## SUPPLIED DATA
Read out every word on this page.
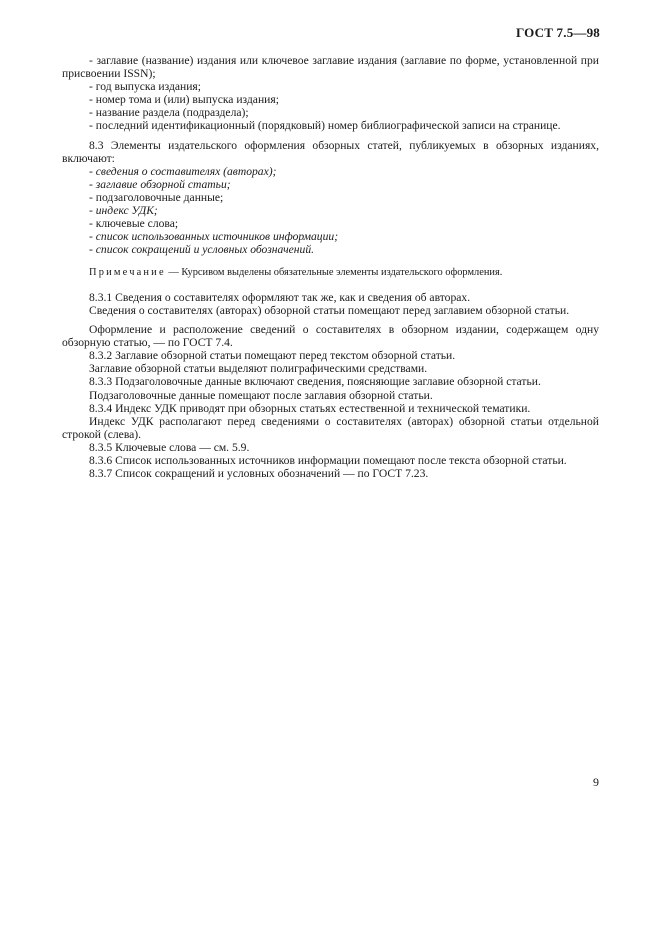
ГОСТ 7.5—98

- заглавие (название) издания или ключевое заглавие издания (заглавие по форме, установленной при присвоении ISSN);

- год выпуска издания;

- номер тома и (или) выпуска издания;

- название раздела (подраздела);

- последний идентификационный (порядковый) номер библиографической записи на странице.

8.3 Элементы издательского оформления обзорных статей, публикуемых в обзорных изданиях, включают:

- сведения о составителях (авторах);

- заглавие обзорной статьи;

- подзаголовочные данные;

- индекс УДК;

- ключевые слова;

- список использованных источников информации;

- список сокращений и условных обозначений.

Примечание — Курсивом выделены обязательные элементы издательского оформления.

8.3.1 Сведения о составителях оформляют так же, как и сведения об авторах.

Сведения о составителях (авторах) обзорной статьи помещают перед заглавием обзорной статьи.

Оформление и расположение сведений о составителях в обзорном издании, содержащем одну обзорную статью, — по ГОСТ 7.4.

8.3.2 Заглавие обзорной статьи помещают перед текстом обзорной статьи.

Заглавие обзорной статьи выделяют полиграфическими средствами.

8.3.3 Подзаголовочные данные включают сведения, поясняющие заглавие обзорной статьи.

Подзаголовочные данные помещают после заглавия обзорной статьи.

8.3.4 Индекс УДК приводят при обзорных статьях естественной и технической тематики.

Индекс УДК располагают перед сведениями о составителях (авторах) обзорной статьи отдельной строкой (слева).

8.3.5 Ключевые слова — см. 5.9.

8.3.6 Список использованных источников информации помещают после текста обзорной статьи.

8.3.7 Список сокращений и условных обозначений — по ГОСТ 7.23.

9
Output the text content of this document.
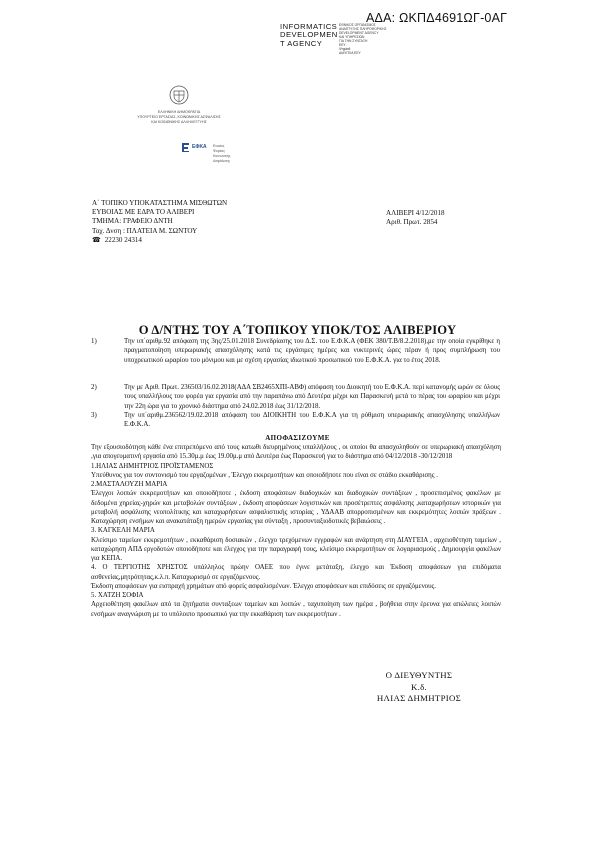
ΑΔΑ: ΩΚΠΔ4691ΩΓ-0ΑΓ
INFORMATICS
DEVELOPMEN
T AGENCY
ΕΘΝΙΚΟΣ ΟΡΓΑΝΙΣΜΟΣ
ΑΝΑΠΤΥΞΗΣ ΠΛΗΡΟΦΟΡΙΚΗΣ
DEVELOPMENT AGENCY
ΚΑΙ ΥΠΗΡΕΣΙΩΝ
ΓΙΑ ΤΗΝ ΣΥΝΤΑΞΗ
ΕΕΥ
Ψηφίσθ
ΔΙΑΥΓΕΙΑ ΕΕΥ
ΕΛΛΗΝΙΚΗ ΔΗΜΟΚΡΑΤΙΑ
ΥΠΟΥΡΓΕΙΟ ΕΡΓΑΣΙΑΣ, ΚΟΙΝΩΝΙΚΗΣ ΑΣΦΑΛΙΣΗΣ
ΚΑΙ ΚΟΙΝΩΝΙΚΗΣ ΑΛΛΗΛΕΓΓΥΗΣ
ΕΦΚΑ Ενιαίος
Φορέας
Κοινωνικής
Ασφάλισης
Α΄ ΤΟΠΙΚΟ ΥΠΟΚΑΤΑΣΤΗΜΑ ΜΙΣΘΩΤΩΝ
ΕΥΒΟΙΑΣ ΜΕ ΕΔΡΑ ΤΟ ΑΛΙΒΕΡΙ
ΤΜΗΜΑ: ΓΡΑΦΕΙΟ ΔΝΤΗ
Ταχ. Δνση : ΠΛΑΤΕΙΑ Μ. ΣΩΝΤΟΥ
☎ 22230 24314
ΑΛΙΒΕΡΙ 4/12/2018
Αριθ. Πρωτ. 2854
Ο Δ/ΝΤΗΣ ΤΟΥ Α΄ΤΟΠΙΚΟΥ ΥΠΟΚ/ΤΟΣ ΑΛΙΒΕΡΙΟΥ
1)	Την υπ΄αριθμ.92 απόφαση της 3ης/25.01.2018 Συνεδρίασης του Δ.Σ. του Ε.Φ.Κ.Α (ΦΕΚ 380/Τ.Β/8.2.2018),με την οποία εγκρίθηκε η πραγματοποίηση υπερωριακής απασχόλησης κατά τις εργάσιμες ημέρες και νυκτερινές ώρες πέραν ή προς συμπλήρωση του υποχρεωτικού ωραρίου του μόνιμου και με σχέση εργασίας ιδιωτικού προσωπικού του Ε.Φ.Κ.Α. για το έτος 2018.
2)	Την με Αριθ. Πρωτ. 236503/16.02.2018(ΑΔΑ ΣΒ2465ΧΠΙ-ΑΒΦ) απόφαση του Διοικητή του Ε.Φ.Κ.Α. περί κατανομής ωρών σε όλους τους υπαλλήλους του φορέα για εργασία από την παραπάνω από Δευτέρα μέχρι και Παρασκευή μετά το πέρας του ωραρίου και μέχρι την 22η ώρα για το χρονικό διάστημα από 24.02.2018 έως 31/12/2018.
3)	Την υπ΄αριθμ.236562/19.02.2018 απόφαση του ΔΙΟΙΚΗΤΗ του Ε.Φ.Κ.Α για τη ρύθμιση υπερωριακής απασχόλησης υπαλλήλων Ε.Φ.Κ.Α.
ΑΠΟΦΑΣΙΖΟΥΜΕ
Την εξουσιοδότηση κάθε ένα επιτρεπόμενο από τους κατωθι διευρημένους υπαλλήλους , οι οποίοι θα απασχοληθούν σε υπερωριακή απασχόληση ,για απογευματινή εργασία από 15.30μ.μ έως 19.00μ.μ από Δευτέρα έως Παρασκευή για το διάστημα από 04/12/2018 -30/12/2018
1.ΗΛΙΑΣ ΔΗΜΗΤΡΙΟΣ ΠΡΟΪΣΤΑΜΕΝΟΣ
Υπεύθυνος για τον συντονισμό του εργαζομένων , Έλεγχο εκκρεμοτήτων και οποιοδήποτε που είναι σε στάδιο εκκαθάρισης .
2.ΜΑΣΤΑΛΟΥΖΗ ΜΑΡΙΑ
Έλεγχοι λοιπών εκκρεμοτήτων και οποιοδήποτε , έκδοση αποφάσεων διαδοχικών και διαδοχικών συντάξεων , προσεπισμένος φακέλων με δεδομένα χηρείας-χηρών και μεταβολών συντάξεων , έκδοση αποφάσεων λογιστικών και προσέτρεπτες ασφάλισης ,καταχωρήσεων ιστορικών για μεταβολή ασφάλισης νεοπολίτικης και καταχωρήσεων ασφαλιστικής ιστορίας , ΥΔΑΑΒ απορροπισμένων και εκκρεμότητες λοιπών πράξεων . Καταχώρηση ενσήμων και ανακατάταξη ημερών εργασίας για σύνταξη , προσυνταξιοδοτικές βεβαιώσεις .
3. ΚΑΓΚΕΛΗ ΜΑΡΙΑ
Κλείσιμο ταμείων εκκρεμοτήτων , εκκαθάριση δοσιακών , έλεγχο τρεχόμενων εγγραφών και ανάρτηση στη ΔΙΑΥΓΕΙΑ , αρχειοθέτηση ταμείων , καταχώρηση ΑΠΔ εργοδοτών οποιοδήποτε και έλεγχος για την παραγραφή τους, κλείσιμο εκκρεμοτήτων σε λογαριασμούς , Δημιουργία φακέλων για ΚΕΠΑ.
4. Ο ΤΕΡΓΙΟΤΗΣ ΧΡΗΣΤΟΣ υπάλληλος πρώην ΟΑΕΕ που έγινε μετάταξη, έλεγχο και Έκδοση αποφάσεων για επιδόματα ασθενείας,μητρότητας,κ.λ.π. Καταχωρισμό σε εργαζόμενους.
Έκδοση αποφάσεων για εισπραχή χρημάτων από φορείς ασφαλισμένων. Έλεγχο αποφάσεων και επιδόσεις σε εργαζόμενους.
5. ΧΑΤΖΗ ΣΟΦΙΑ
Αρχειοθέτηση φακέλων από τα ζητήματα συνταξεων ταμείων και λοιπών , ταχυποίηση των ημέρα , βοήθεια στην έρευνα για απώλειες λοιπών ενσήμων αναγνώριση με το υπόλοιπο προσωπικό για την εκκαθάριση των εκκρεμοτήτων .
Ο ΔΙΕΥΘΥΝΤΗΣ
Κ.δ.
ΗΛΙΑΣ ΔΗΜΗΤΡΙΟΣ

## WORK TO BE COMPLETED
Make an exact copy of the listing above. Do not include the pictures.

## RESULT OF THE EXERCISE
Read out every word on this page.
ГОСТ 7.5—98

- заглавие (название) издания или ключевое заглавие издания (заглавие по форме, установленной при присвоении ISSN);

- год выпуска издания;

- номер тома и (или) выпуска издания;

- название раздела (подраздела);

- последний идентификационный (порядковый) номер библиографической записи на странице.

8.3 Элементы издательского оформления обзорных статей, публикуемых в обзорных изданиях, включают:

- сведения о составителях (авторах);

- заглавие обзорной статьи;

- подзаголовочные данные;

- индекс УДК;

- ключевые слова;

- список использованных источников информации;

- список сокращений и условных обозначений.

Примечание — Курсивом выделены обязательные элементы издательского оформления.

8.3.1 Сведения о составителях оформляют так же, как и сведения об авторах.

Сведения о составителях (авторах) обзорной статьи помещают перед заглавием обзорной статьи.

Оформление и расположение сведений о составителях в обзорном издании, содержащем одну обзорную статью, — по ГОСТ 7.4.

8.3.2 Заглавие обзорной статьи помещают перед текстом обзорной статьи.

Заглавие обзорной статьи выделяют полиграфическими средствами.

8.3.3 Подзаголовочные данные включают сведения, поясняющие заглавие обзорной статьи.

Подзаголовочные данные помещают после заглавия обзорной статьи.

8.3.4 Индекс УДК приводят при обзорных статьях естественной и технической тематики.

Индекс УДК располагают перед сведениями о составителях (авторах) обзорной статьи отдельной строкой (слева).

8.3.5 Ключевые слова — см. 5.9.

8.3.6 Список использованных источников информации помещают после текста обзорной статьи.

8.3.7 Список сокращений и условных обозначений — по ГОСТ 7.23.

9
Output the text content of this document.
ΑΔΑ: ΩΚΠΔ4691ΩΓ-0ΑΓ
INFORMATICS
DEVELOPMEN
T AGENCY
ΕΘΝΙΚΟΣ ΟΡΓΑΝΙΣΜΟΣ
ΑΝΑΠΤΥΞΗΣ ΠΛΗΡΟΦΟΡΙΚΗΣ
DEVELOPMENT AGENCY
ΚΑΙ ΥΠΗΡΕΣΙΩΝ
ΓΙΑ ΤΗΝ ΣΥΝΤΑΞΗ
ΕΕΥ
Ψηφίσθ
ΔΙΑΥΓΕΙΑ ΕΕΥ
ΕΛΛΗΝΙΚΗ ΔΗΜΟΚΡΑΤΙΑ
ΥΠΟΥΡΓΕΙΟ ΕΡΓΑΣΙΑΣ, ΚΟΙΝΩΝΙΚΗΣ ΑΣΦΑΛΙΣΗΣ
ΚΑΙ ΚΟΙΝΩΝΙΚΗΣ ΑΛΛΗΛΕΓΓΥΗΣ
ΕΦΚΑ Ενιαίος
Φορέας
Κοινωνικής
Ασφάλισης
Α΄ ΤΟΠΙΚΟ ΥΠΟΚΑΤΑΣΤΗΜΑ ΜΙΣΘΩΤΩΝ
ΕΥΒΟΙΑΣ ΜΕ ΕΔΡΑ ΤΟ ΑΛΙΒΕΡΙ
ΤΜΗΜΑ: ΓΡΑΦΕΙΟ ΔΝΤΗ
Ταχ. Δνση : ΠΛΑΤΕΙΑ Μ. ΣΩΝΤΟΥ
☎ 22230 24314
ΑΛΙΒΕΡΙ 4/12/2018
Αριθ. Πρωτ. 2854
Ο Δ/ΝΤΗΣ ΤΟΥ Α΄ΤΟΠΙΚΟΥ ΥΠΟΚ/ΤΟΣ ΑΛΙΒΕΡΙΟΥ
1)	Την υπ΄αριθμ.92 απόφαση της 3ης/25.01.2018 Συνεδρίασης του Δ.Σ. του Ε.Φ.Κ.Α (ΦΕΚ 380/Τ.Β/8.2.2018),με την οποία εγκρίθηκε η πραγματοποίηση υπερωριακής απασχόλησης κατά τις εργάσιμες ημέρες και νυκτερινές ώρες πέραν ή προς συμπλήρωση του υποχρεωτικού ωραρίου του μόνιμου και με σχέση εργασίας ιδιωτικού προσωπικού του Ε.Φ.Κ.Α. για το έτος 2018.
2)	Την με Αριθ. Πρωτ. 236503/16.02.2018(ΑΔΑ ΣΒ2465ΧΠΙ-ΑΒΦ) απόφαση του Διοικητή του Ε.Φ.Κ.Α. περί κατανομής ωρών σε όλους τους υπαλλήλους του φορέα για εργασία από την παραπάνω από Δευτέρα μέχρι και Παρασκευή μετά το πέρας του ωραρίου και μέχρι την 22η ώρα για το χρονικό διάστημα από 24.02.2018 έως 31/12/2018.
3)	Την υπ΄αριθμ.236562/19.02.2018 απόφαση του ΔΙΟΙΚΗΤΗ του Ε.Φ.Κ.Α για τη ρύθμιση υπερωριακής απασχόλησης υπαλλήλων Ε.Φ.Κ.Α.
ΑΠΟΦΑΣΙΖΟΥΜΕ
Την εξουσιοδότηση κάθε ένα επιτρεπόμενο από τους κατωθι διευρημένους υπαλλήλους , οι οποίοι θα απασχοληθούν σε υπερωριακή απασχόληση ,για απογευματινή εργασία από 15.30μ.μ έως 19.00μ.μ από Δευτέρα έως Παρασκευή για το διάστημα από 04/12/2018 -30/12/2018
1.ΗΛΙΑΣ ΔΗΜΗΤΡΙΟΣ ΠΡΟΪΣΤΑΜΕΝΟΣ
Υπεύθυνος για τον συντονισμό του εργαζομένων , Έλεγχο εκκρεμοτήτων και οποιοδήποτε που είναι σε στάδιο εκκαθάρισης .
2.ΜΑΣΤΑΛΟΥΖΗ ΜΑΡΙΑ
Έλεγχοι λοιπών εκκρεμοτήτων και οποιοδήποτε , έκδοση αποφάσεων διαδοχικών και διαδοχικών συντάξεων , προσεπισμένος φακέλων με δεδομένα χηρείας-χηρών και μεταβολών συντάξεων , έκδοση αποφάσεων λογιστικών και προσέτρεπτες ασφάλισης ,καταχωρήσεων ιστορικών για μεταβολή ασφάλισης νεοπολίτικης και καταχωρήσεων ασφαλιστικής ιστορίας , ΥΔΑΑΒ απορροπισμένων και εκκρεμότητες λοιπών πράξεων . Καταχώρηση ενσήμων και ανακατάταξη ημερών εργασίας για σύνταξη , προσυνταξιοδοτικές βεβαιώσεις .
3. ΚΑΓΚΕΛΗ ΜΑΡΙΑ
Κλείσιμο ταμείων εκκρεμοτήτων , εκκαθάριση δοσιακών , έλεγχο τρεχόμενων εγγραφών και ανάρτηση στη ΔΙΑΥΓΕΙΑ , αρχειοθέτηση ταμείων , καταχώρηση ΑΠΔ εργοδοτών οποιοδήποτε και έλεγχος για την παραγραφή τους, κλείσιμο εκκρεμοτήτων σε λογαριασμούς , Δημιουργία φακέλων για ΚΕΠΑ.
4. Ο ΤΕΡΓΙΟΤΗΣ ΧΡΗΣΤΟΣ υπάλληλος πρώην ΟΑΕΕ που έγινε μετάταξη, έλεγχο και Έκδοση αποφάσεων για επιδόματα ασθενείας,μητρότητας,κ.λ.π. Καταχωρισμό σε εργαζόμενους.
Έκδοση αποφάσεων για εισπραχή χρημάτων από φορείς ασφαλισμένων. Έλεγχο αποφάσεων και επιδόσεις σε εργαζόμενους.
5. ΧΑΤΖΗ ΣΟΦΙΑ
Αρχειοθέτηση φακέλων από τα ζητήματα συνταξεων ταμείων και λοιπών , ταχυποίηση των ημέρα , βοήθεια στην έρευνα για απώλειες λοιπών ενσήμων αναγνώριση με το υπόλοιπο προσωπικό για την εκκαθάριση των εκκρεμοτήτων .
Ο ΔΙΕΥΘΥΝΤΗΣ
Κ.δ.
ΗΛΙΑΣ ΔΗΜΗΤΡΙΟΣ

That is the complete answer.